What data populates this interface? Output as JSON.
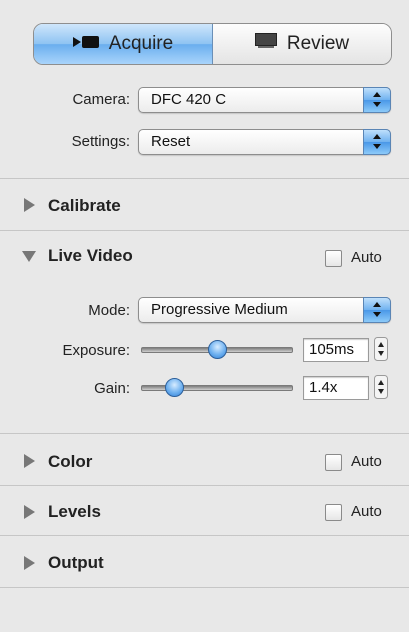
{
  "mode_toggle": {
    "acquire_label": "Acquire",
    "review_label": "Review",
    "selected": "Acquire"
  },
  "camera": {
    "label": "Camera:",
    "value": "DFC 420 C"
  },
  "settings": {
    "label": "Settings:",
    "value": "Reset"
  },
  "sections": {
    "calibrate": {
      "title": "Calibrate",
      "expanded": false
    },
    "live_video": {
      "title": "Live Video",
      "expanded": true,
      "auto_label": "Auto",
      "auto_checked": false,
      "mode": {
        "label": "Mode:",
        "value": "Progressive Medium"
      },
      "exposure": {
        "label": "Exposure:",
        "value": "105ms",
        "level": 0.5
      },
      "gain": {
        "label": "Gain:",
        "value": "1.4x",
        "level": 0.18
      }
    },
    "color": {
      "title": "Color",
      "expanded": false,
      "auto_label": "Auto",
      "auto_checked": false
    },
    "levels": {
      "title": "Levels",
      "expanded": false,
      "auto_label": "Auto",
      "auto_checked": false
    },
    "output": {
      "title": "Output",
      "expanded": false
    }
  },
  "colors": {
    "accent": "#6aaeee",
    "panel_bg": "#e8e8e8"
  }
}
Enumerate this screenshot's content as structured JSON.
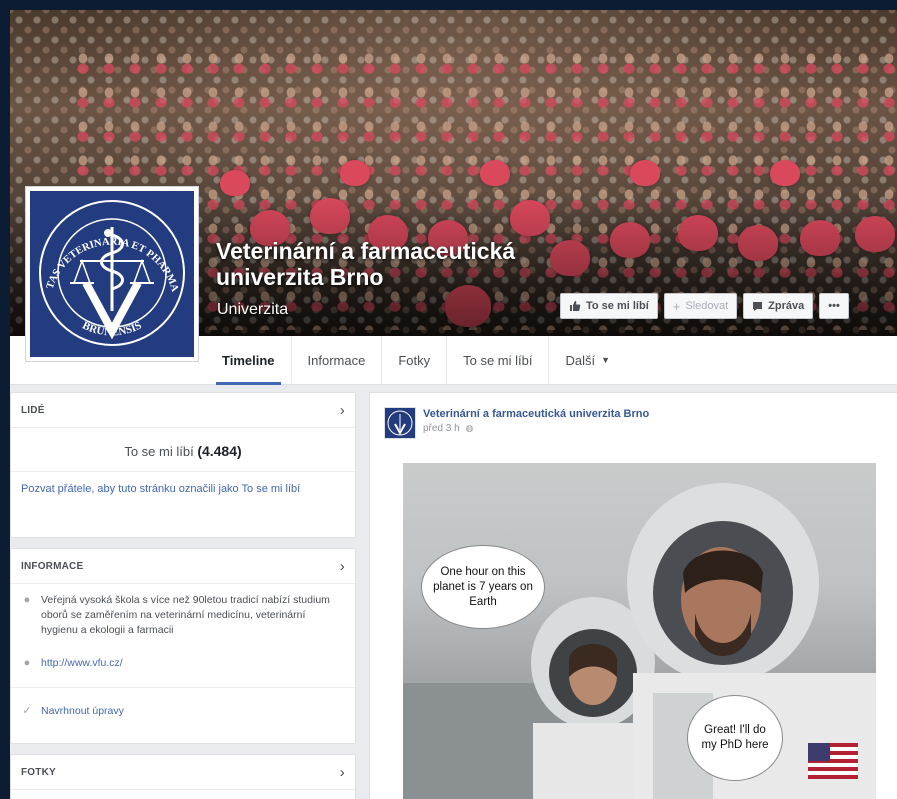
{
  "page": {
    "name": "Veterinární a farmaceutická univerzita Brno",
    "category": "Univerzita",
    "logo_text_top": "UNIVERSITAS VETERINARIA ET PHARMACEUTICA",
    "logo_text_bottom": "BRUNENSIS"
  },
  "cover_actions": {
    "like": "To se mi líbí",
    "follow": "Sledovat",
    "message": "Zpráva",
    "more": "•••"
  },
  "tabs": [
    {
      "label": "Timeline"
    },
    {
      "label": "Informace"
    },
    {
      "label": "Fotky"
    },
    {
      "label": "To se mi líbí"
    },
    {
      "label": "Další"
    }
  ],
  "people": {
    "header": "LIDÉ",
    "likes_label": "To se mi líbí",
    "likes_count": "(4.484)",
    "invite_text": "Pozvat přátele, aby tuto stránku označili jako To se mi líbí"
  },
  "about": {
    "header": "INFORMACE",
    "description": "Veřejná vysoká škola s více než 90letou tradicí nabízí studium oborů se zaměřením na veterinární medicínu, veterinární hygienu a ekologii a farmacii",
    "website": "http://www.vfu.cz/",
    "suggest": "Navrhnout úpravy"
  },
  "photos": {
    "header": "FOTKY"
  },
  "post": {
    "author": "Veterinární a farmaceutická univerzita Brno",
    "time": "před 3 h",
    "bubble_left": "One hour on this planet is 7 years on Earth",
    "bubble_right": "Great! I'll do my PhD here"
  },
  "colors": {
    "brand_blue": "#4267b2",
    "link_blue": "#365899",
    "logo_blue": "#233c80",
    "page_bg": "#0b1c33"
  }
}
★ ★ ★ ★ ★ ★ ★
**What the exercise asks**
Restate the records above in full, word for word. Keep pictures out.

**Complete answer**
What data populates this interface? Output as JSON.
{
  "mode_toggle": {
    "acquire_label": "Acquire",
    "review_label": "Review",
    "selected": "Acquire"
  },
  "camera": {
    "label": "Camera:",
    "value": "DFC 420 C"
  },
  "settings": {
    "label": "Settings:",
    "value": "Reset"
  },
  "sections": {
    "calibrate": {
      "title": "Calibrate",
      "expanded": false
    },
    "live_video": {
      "title": "Live Video",
      "expanded": true,
      "auto_label": "Auto",
      "auto_checked": false,
      "mode": {
        "label": "Mode:",
        "value": "Progressive Medium"
      },
      "exposure": {
        "label": "Exposure:",
        "value": "105ms",
        "level": 0.5
      },
      "gain": {
        "label": "Gain:",
        "value": "1.4x",
        "level": 0.18
      }
    },
    "color": {
      "title": "Color",
      "expanded": false,
      "auto_label": "Auto",
      "auto_checked": false
    },
    "levels": {
      "title": "Levels",
      "expanded": false,
      "auto_label": "Auto",
      "auto_checked": false
    },
    "output": {
      "title": "Output",
      "expanded": false
    }
  },
  "colors": {
    "accent": "#6aaeee",
    "panel_bg": "#e8e8e8"
  }
}
Enumerate this screenshot's content as structured JSON.
{
  "page": {
    "name": "Veterinární a farmaceutická univerzita Brno",
    "category": "Univerzita",
    "logo_text_top": "UNIVERSITAS VETERINARIA ET PHARMACEUTICA",
    "logo_text_bottom": "BRUNENSIS"
  },
  "cover_actions": {
    "like": "To se mi líbí",
    "follow": "Sledovat",
    "message": "Zpráva",
    "more": "•••"
  },
  "tabs": [
    {
      "label": "Timeline"
    },
    {
      "label": "Informace"
    },
    {
      "label": "Fotky"
    },
    {
      "label": "To se mi líbí"
    },
    {
      "label": "Další"
    }
  ],
  "people": {
    "header": "LIDÉ",
    "likes_label": "To se mi líbí",
    "likes_count": "(4.484)",
    "invite_text": "Pozvat přátele, aby tuto stránku označili jako To se mi líbí"
  },
  "about": {
    "header": "INFORMACE",
    "description": "Veřejná vysoká škola s více než 90letou tradicí nabízí studium oborů se zaměřením na veterinární medicínu, veterinární hygienu a ekologii a farmacii",
    "website": "http://www.vfu.cz/",
    "suggest": "Navrhnout úpravy"
  },
  "photos": {
    "header": "FOTKY"
  },
  "post": {
    "author": "Veterinární a farmaceutická univerzita Brno",
    "time": "před 3 h",
    "bubble_left": "One hour on this planet is 7 years on Earth",
    "bubble_right": "Great! I'll do my PhD here"
  },
  "colors": {
    "brand_blue": "#4267b2",
    "link_blue": "#365899",
    "logo_blue": "#233c80",
    "page_bg": "#0b1c33"
  }
}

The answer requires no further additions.